***** Listing

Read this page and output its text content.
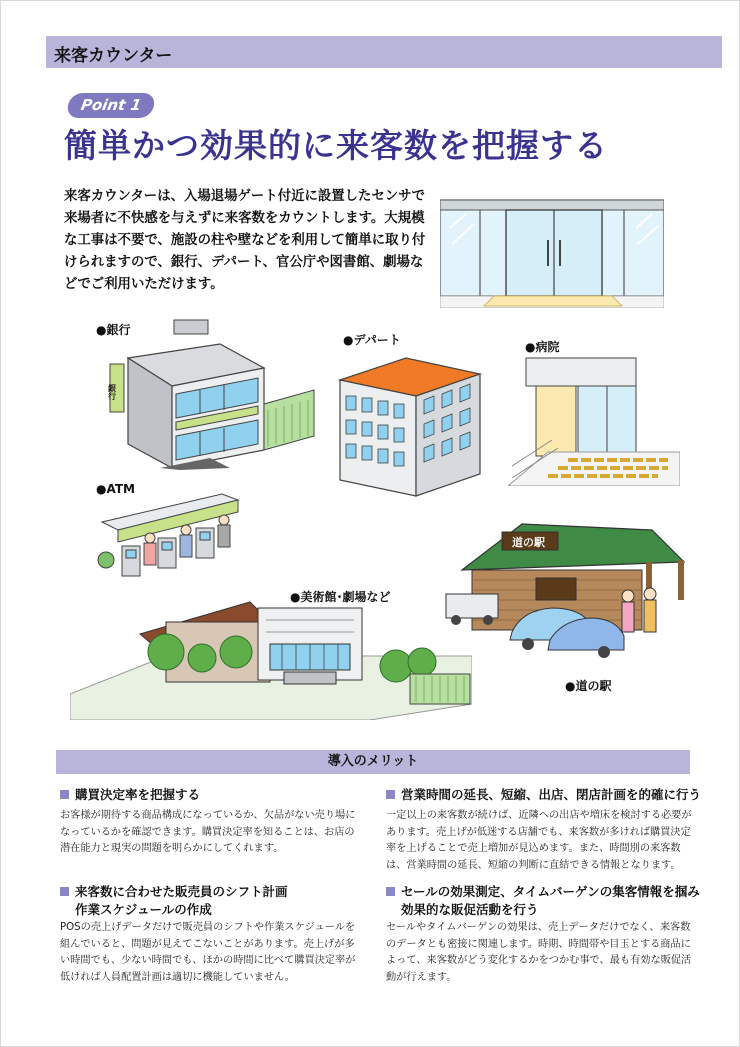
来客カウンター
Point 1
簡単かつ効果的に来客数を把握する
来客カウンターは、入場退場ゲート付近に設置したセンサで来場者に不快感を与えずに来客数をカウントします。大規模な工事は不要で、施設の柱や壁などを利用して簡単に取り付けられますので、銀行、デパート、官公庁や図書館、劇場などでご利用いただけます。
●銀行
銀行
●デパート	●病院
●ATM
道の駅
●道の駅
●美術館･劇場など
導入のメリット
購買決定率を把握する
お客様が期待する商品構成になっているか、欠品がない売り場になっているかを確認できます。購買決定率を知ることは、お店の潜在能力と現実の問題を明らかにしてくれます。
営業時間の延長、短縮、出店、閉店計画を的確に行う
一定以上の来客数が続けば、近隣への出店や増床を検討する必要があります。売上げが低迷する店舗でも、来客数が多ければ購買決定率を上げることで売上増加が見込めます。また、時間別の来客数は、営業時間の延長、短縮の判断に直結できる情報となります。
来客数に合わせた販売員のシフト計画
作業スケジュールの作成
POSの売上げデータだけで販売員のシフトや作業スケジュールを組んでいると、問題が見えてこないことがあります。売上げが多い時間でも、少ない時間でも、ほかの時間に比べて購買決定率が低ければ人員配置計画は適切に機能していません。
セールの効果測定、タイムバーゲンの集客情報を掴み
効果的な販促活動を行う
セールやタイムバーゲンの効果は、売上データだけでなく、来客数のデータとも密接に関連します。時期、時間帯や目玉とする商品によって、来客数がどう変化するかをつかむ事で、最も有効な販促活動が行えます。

**********
***** Listing

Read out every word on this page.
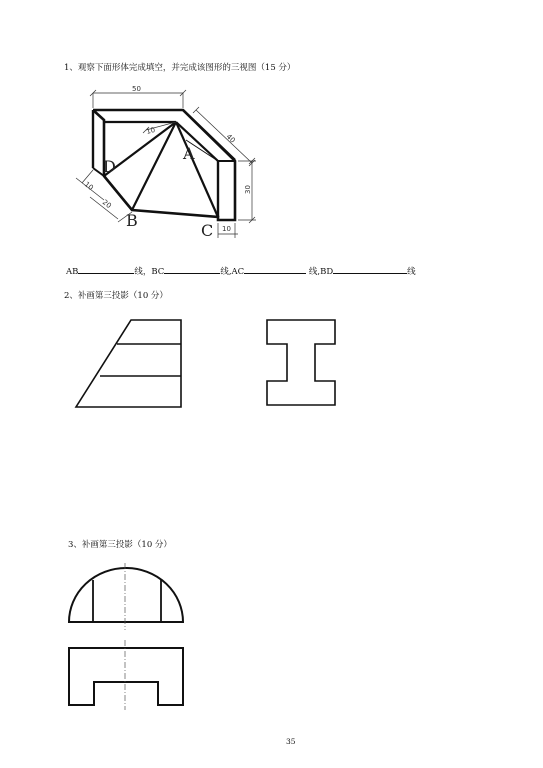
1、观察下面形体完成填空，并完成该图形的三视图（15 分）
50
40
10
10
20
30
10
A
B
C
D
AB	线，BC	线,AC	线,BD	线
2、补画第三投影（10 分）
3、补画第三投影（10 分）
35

**********

▸ **Your instructions**:
All lines holding the word "page" should be picked out and copied.

▸ **Written response**:
Read this page and output its text content.
Read out every word on this page.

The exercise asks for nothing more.